AIM: Type out the material below exactly.

(Figure data in JSON)
# # # # #

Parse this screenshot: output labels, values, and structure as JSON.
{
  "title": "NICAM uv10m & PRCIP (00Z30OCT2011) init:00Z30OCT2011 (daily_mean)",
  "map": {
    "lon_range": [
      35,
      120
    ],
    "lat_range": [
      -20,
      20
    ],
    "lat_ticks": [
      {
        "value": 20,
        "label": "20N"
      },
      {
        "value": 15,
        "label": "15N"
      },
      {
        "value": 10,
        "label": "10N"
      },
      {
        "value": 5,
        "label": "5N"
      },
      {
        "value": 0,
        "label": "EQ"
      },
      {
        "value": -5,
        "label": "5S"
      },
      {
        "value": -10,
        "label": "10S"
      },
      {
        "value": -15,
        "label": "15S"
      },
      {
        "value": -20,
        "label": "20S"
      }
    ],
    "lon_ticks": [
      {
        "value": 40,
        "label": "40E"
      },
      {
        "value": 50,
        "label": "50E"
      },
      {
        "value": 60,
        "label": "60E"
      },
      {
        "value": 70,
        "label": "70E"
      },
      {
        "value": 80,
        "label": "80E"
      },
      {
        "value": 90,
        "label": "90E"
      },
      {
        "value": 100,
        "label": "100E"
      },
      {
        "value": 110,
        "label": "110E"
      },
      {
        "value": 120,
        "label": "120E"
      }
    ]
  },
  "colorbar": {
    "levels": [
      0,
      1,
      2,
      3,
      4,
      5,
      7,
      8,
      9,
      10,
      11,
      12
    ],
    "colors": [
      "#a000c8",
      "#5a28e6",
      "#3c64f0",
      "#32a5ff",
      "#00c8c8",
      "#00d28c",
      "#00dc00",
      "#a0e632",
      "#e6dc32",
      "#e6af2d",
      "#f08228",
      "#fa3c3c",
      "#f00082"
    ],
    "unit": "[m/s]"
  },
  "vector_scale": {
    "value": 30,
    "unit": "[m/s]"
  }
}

# # # # #

WORKED ANSWER:
Parse this screenshot: output labels, values, and structure as JSON.
{
  "title": "NICAM uv10m & PRCIP (00Z30OCT2011) init:00Z30OCT2011 (daily_mean)",
  "map": {
    "lon_range": [
      35,
      120
    ],
    "lat_range": [
      -20,
      20
    ],
    "lat_ticks": [
      {
        "value": 20,
        "label": "20N"
      },
      {
        "value": 15,
        "label": "15N"
      },
      {
        "value": 10,
        "label": "10N"
      },
      {
        "value": 5,
        "label": "5N"
      },
      {
        "value": 0,
        "label": "EQ"
      },
      {
        "value": -5,
        "label": "5S"
      },
      {
        "value": -10,
        "label": "10S"
      },
      {
        "value": -15,
        "label": "15S"
      },
      {
        "value": -20,
        "label": "20S"
      }
    ],
    "lon_ticks": [
      {
        "value": 40,
        "label": "40E"
      },
      {
        "value": 50,
        "label": "50E"
      },
      {
        "value": 60,
        "label": "60E"
      },
      {
        "value": 70,
        "label": "70E"
      },
      {
        "value": 80,
        "label": "80E"
      },
      {
        "value": 90,
        "label": "90E"
      },
      {
        "value": 100,
        "label": "100E"
      },
      {
        "value": 110,
        "label": "110E"
      },
      {
        "value": 120,
        "label": "120E"
      }
    ]
  },
  "colorbar": {
    "levels": [
      0,
      1,
      2,
      3,
      4,
      5,
      7,
      8,
      9,
      10,
      11,
      12
    ],
    "colors": [
      "#a000c8",
      "#5a28e6",
      "#3c64f0",
      "#32a5ff",
      "#00c8c8",
      "#00d28c",
      "#00dc00",
      "#a0e632",
      "#e6dc32",
      "#e6af2d",
      "#f08228",
      "#fa3c3c",
      "#f00082"
    ],
    "unit": "[m/s]"
  },
  "vector_scale": {
    "value": 30,
    "unit": "[m/s]"
  }
}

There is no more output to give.